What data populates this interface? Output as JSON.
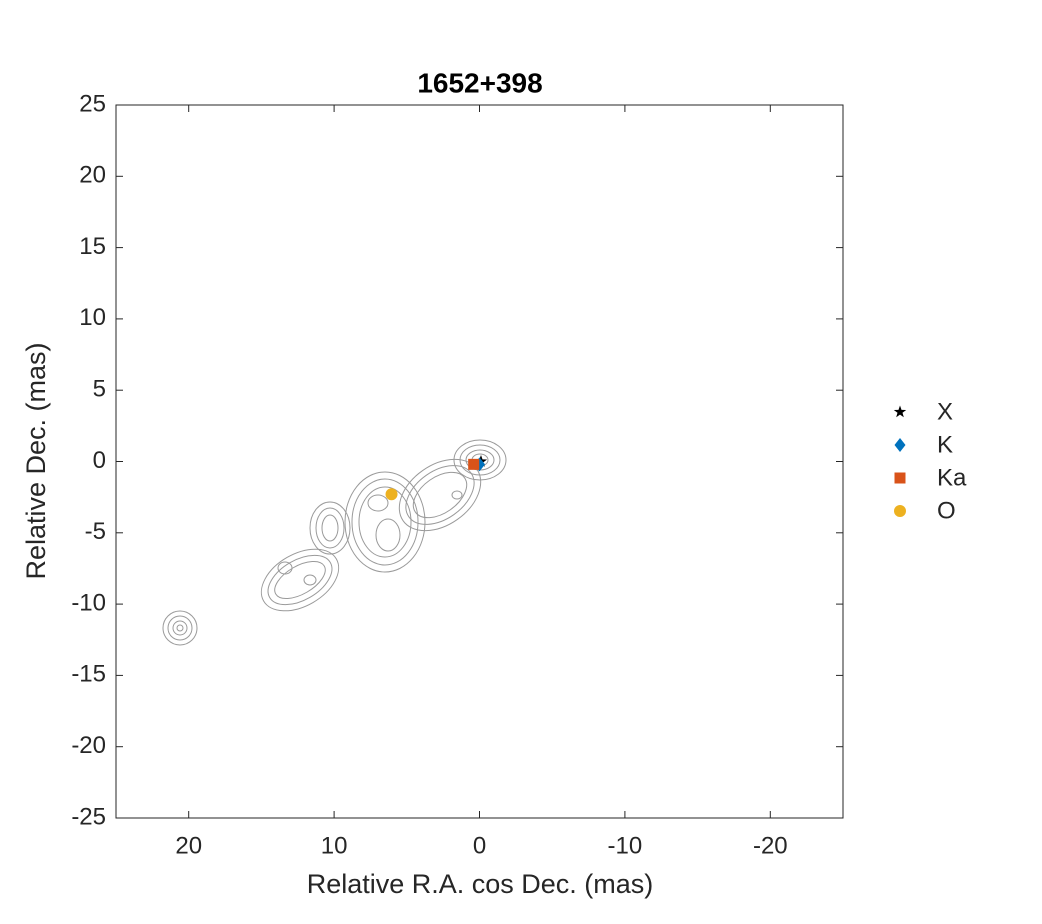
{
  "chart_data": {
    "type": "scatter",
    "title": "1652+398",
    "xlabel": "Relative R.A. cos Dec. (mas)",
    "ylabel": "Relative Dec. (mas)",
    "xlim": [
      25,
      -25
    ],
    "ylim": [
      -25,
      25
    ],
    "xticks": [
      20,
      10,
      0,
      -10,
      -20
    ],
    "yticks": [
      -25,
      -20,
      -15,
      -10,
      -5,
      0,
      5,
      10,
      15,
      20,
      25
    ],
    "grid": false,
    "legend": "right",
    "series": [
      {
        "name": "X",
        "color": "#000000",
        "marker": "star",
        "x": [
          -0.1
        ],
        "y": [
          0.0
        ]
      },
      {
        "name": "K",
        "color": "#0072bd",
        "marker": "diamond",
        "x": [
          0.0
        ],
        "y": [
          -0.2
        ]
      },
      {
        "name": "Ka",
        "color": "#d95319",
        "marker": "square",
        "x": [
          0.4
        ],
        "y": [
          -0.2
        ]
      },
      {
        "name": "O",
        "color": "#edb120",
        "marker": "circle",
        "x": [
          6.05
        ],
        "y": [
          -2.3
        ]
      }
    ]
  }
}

----

Short problem => Can you restate all the records above word for word while dropping the pictures?

Response for this exercise =>
What data populates this interface? Output as JSON.
{
  "chart_data": {
    "type": "scatter",
    "title": "1652+398",
    "xlabel": "Relative R.A. cos Dec. (mas)",
    "ylabel": "Relative Dec. (mas)",
    "xlim": [
      25,
      -25
    ],
    "ylim": [
      -25,
      25
    ],
    "xticks": [
      20,
      10,
      0,
      -10,
      -20
    ],
    "yticks": [
      -25,
      -20,
      -15,
      -10,
      -5,
      0,
      5,
      10,
      15,
      20,
      25
    ],
    "grid": false,
    "legend": "right",
    "series": [
      {
        "name": "X",
        "color": "#000000",
        "marker": "star",
        "x": [
          -0.1
        ],
        "y": [
          0.0
        ]
      },
      {
        "name": "K",
        "color": "#0072bd",
        "marker": "diamond",
        "x": [
          0.0
        ],
        "y": [
          -0.2
        ]
      },
      {
        "name": "Ka",
        "color": "#d95319",
        "marker": "square",
        "x": [
          0.4
        ],
        "y": [
          -0.2
        ]
      },
      {
        "name": "O",
        "color": "#edb120",
        "marker": "circle",
        "x": [
          6.05
        ],
        "y": [
          -2.3
        ]
      }
    ]
  }
}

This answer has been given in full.